* _Listed entries_:
════════════════════

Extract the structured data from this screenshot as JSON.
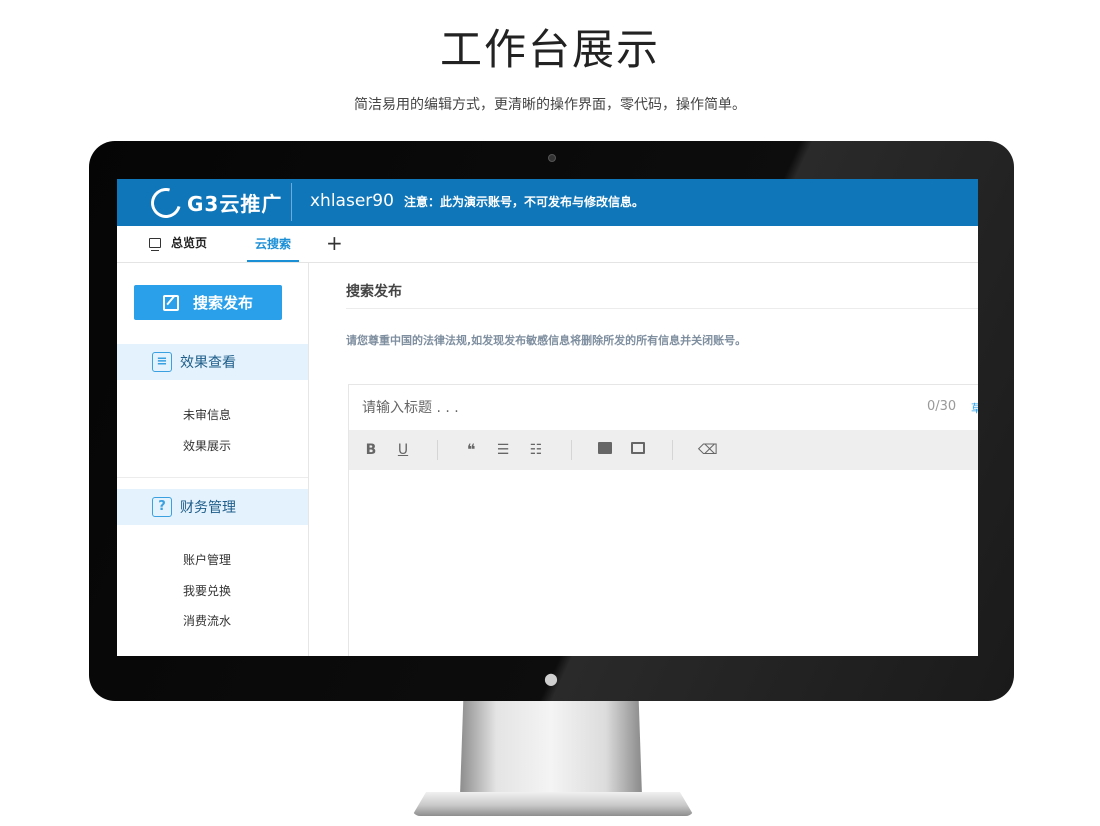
{
  "page": {
    "title": "工作台展示",
    "subtitle": "简洁易用的编辑方式，更清晰的操作界面，零代码，操作简单。"
  },
  "header": {
    "brand": "G3云推广",
    "username": "xhlaser90",
    "notice": "注意：此为演示账号，不可发布与修改信息。",
    "accent_color": "#0f76b9"
  },
  "tabs": [
    {
      "label": "总览页",
      "icon": "monitor-icon",
      "active": false
    },
    {
      "label": "云搜索",
      "active": true
    },
    {
      "label": "+"
    }
  ],
  "sidebar": {
    "publish_button": "搜索发布",
    "sections": [
      {
        "label": "效果查看",
        "icon": "document-search-icon",
        "items": [
          "未审信息",
          "效果展示"
        ]
      },
      {
        "label": "财务管理",
        "icon": "question-icon",
        "icon_glyph": "?",
        "items": [
          "账户管理",
          "我要兑换",
          "消费流水"
        ]
      }
    ]
  },
  "main": {
    "title": "搜索发布",
    "law_notice": "请您尊重中国的法律法规,如发现发布敏感信息将删除所发的所有信息并关闭账号。",
    "editor": {
      "title_placeholder": "请输入标题 . . .",
      "char_count": "0/30",
      "count_extra": "草",
      "toolbar": {
        "bold": "B",
        "underline": "U",
        "quote": "❝",
        "unordered_list": "☰",
        "ordered_list": "☷",
        "clear": "⌫"
      }
    }
  }
}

════════════════════

* _Written problem_: Transcribe every line in the entries above, taking out only the images.

* _The reply_:
Extract the structured data from this screenshot as JSON.
{
  "page": {
    "title": "工作台展示",
    "subtitle": "简洁易用的编辑方式，更清晰的操作界面，零代码，操作简单。"
  },
  "header": {
    "brand": "G3云推广",
    "username": "xhlaser90",
    "notice": "注意：此为演示账号，不可发布与修改信息。",
    "accent_color": "#0f76b9"
  },
  "tabs": [
    {
      "label": "总览页",
      "icon": "monitor-icon",
      "active": false
    },
    {
      "label": "云搜索",
      "active": true
    },
    {
      "label": "+"
    }
  ],
  "sidebar": {
    "publish_button": "搜索发布",
    "sections": [
      {
        "label": "效果查看",
        "icon": "document-search-icon",
        "items": [
          "未审信息",
          "效果展示"
        ]
      },
      {
        "label": "财务管理",
        "icon": "question-icon",
        "icon_glyph": "?",
        "items": [
          "账户管理",
          "我要兑换",
          "消费流水"
        ]
      }
    ]
  },
  "main": {
    "title": "搜索发布",
    "law_notice": "请您尊重中国的法律法规,如发现发布敏感信息将删除所发的所有信息并关闭账号。",
    "editor": {
      "title_placeholder": "请输入标题 . . .",
      "char_count": "0/30",
      "count_extra": "草",
      "toolbar": {
        "bold": "B",
        "underline": "U",
        "quote": "❝",
        "unordered_list": "☰",
        "ordered_list": "☷",
        "clear": "⌫"
      }
    }
  }
}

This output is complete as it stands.